DIRECTIONS FOR THIS TASK:
Write out the whole listing word for word.

— Begin THE INPUT —

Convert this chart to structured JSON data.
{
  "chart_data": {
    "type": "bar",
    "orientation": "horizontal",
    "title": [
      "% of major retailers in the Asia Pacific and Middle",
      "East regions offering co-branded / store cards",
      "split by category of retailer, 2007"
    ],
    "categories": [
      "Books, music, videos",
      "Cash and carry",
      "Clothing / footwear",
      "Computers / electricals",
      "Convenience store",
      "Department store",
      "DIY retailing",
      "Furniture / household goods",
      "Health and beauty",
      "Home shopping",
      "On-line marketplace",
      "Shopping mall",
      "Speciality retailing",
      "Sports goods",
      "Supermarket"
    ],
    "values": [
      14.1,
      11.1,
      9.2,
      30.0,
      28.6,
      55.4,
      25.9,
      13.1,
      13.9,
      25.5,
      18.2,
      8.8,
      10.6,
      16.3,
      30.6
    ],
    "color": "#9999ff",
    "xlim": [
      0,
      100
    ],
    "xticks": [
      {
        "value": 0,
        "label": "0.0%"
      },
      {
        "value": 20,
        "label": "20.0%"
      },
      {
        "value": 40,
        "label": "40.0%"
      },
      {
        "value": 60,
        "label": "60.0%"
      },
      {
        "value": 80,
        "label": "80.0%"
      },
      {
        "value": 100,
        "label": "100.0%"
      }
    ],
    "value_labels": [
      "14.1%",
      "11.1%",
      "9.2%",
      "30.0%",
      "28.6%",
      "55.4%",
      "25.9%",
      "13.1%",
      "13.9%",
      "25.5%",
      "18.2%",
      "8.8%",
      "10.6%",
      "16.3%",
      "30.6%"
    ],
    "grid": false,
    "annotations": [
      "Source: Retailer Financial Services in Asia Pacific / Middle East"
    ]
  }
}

— End THE INPUT —

OUTPUT OF THE TASK:
Convert this chart to structured JSON data.
{
  "chart_data": {
    "type": "bar",
    "orientation": "horizontal",
    "title": [
      "% of major retailers in the Asia Pacific and Middle",
      "East regions offering co-branded / store cards",
      "split by category of retailer, 2007"
    ],
    "categories": [
      "Books, music, videos",
      "Cash and carry",
      "Clothing / footwear",
      "Computers / electricals",
      "Convenience store",
      "Department store",
      "DIY retailing",
      "Furniture / household goods",
      "Health and beauty",
      "Home shopping",
      "On-line marketplace",
      "Shopping mall",
      "Speciality retailing",
      "Sports goods",
      "Supermarket"
    ],
    "values": [
      14.1,
      11.1,
      9.2,
      30.0,
      28.6,
      55.4,
      25.9,
      13.1,
      13.9,
      25.5,
      18.2,
      8.8,
      10.6,
      16.3,
      30.6
    ],
    "color": "#9999ff",
    "xlim": [
      0,
      100
    ],
    "xticks": [
      {
        "value": 0,
        "label": "0.0%"
      },
      {
        "value": 20,
        "label": "20.0%"
      },
      {
        "value": 40,
        "label": "40.0%"
      },
      {
        "value": 60,
        "label": "60.0%"
      },
      {
        "value": 80,
        "label": "80.0%"
      },
      {
        "value": 100,
        "label": "100.0%"
      }
    ],
    "value_labels": [
      "14.1%",
      "11.1%",
      "9.2%",
      "30.0%",
      "28.6%",
      "55.4%",
      "25.9%",
      "13.1%",
      "13.9%",
      "25.5%",
      "18.2%",
      "8.8%",
      "10.6%",
      "16.3%",
      "30.6%"
    ],
    "grid": false,
    "annotations": [
      "Source: Retailer Financial Services in Asia Pacific / Middle East"
    ]
  }
}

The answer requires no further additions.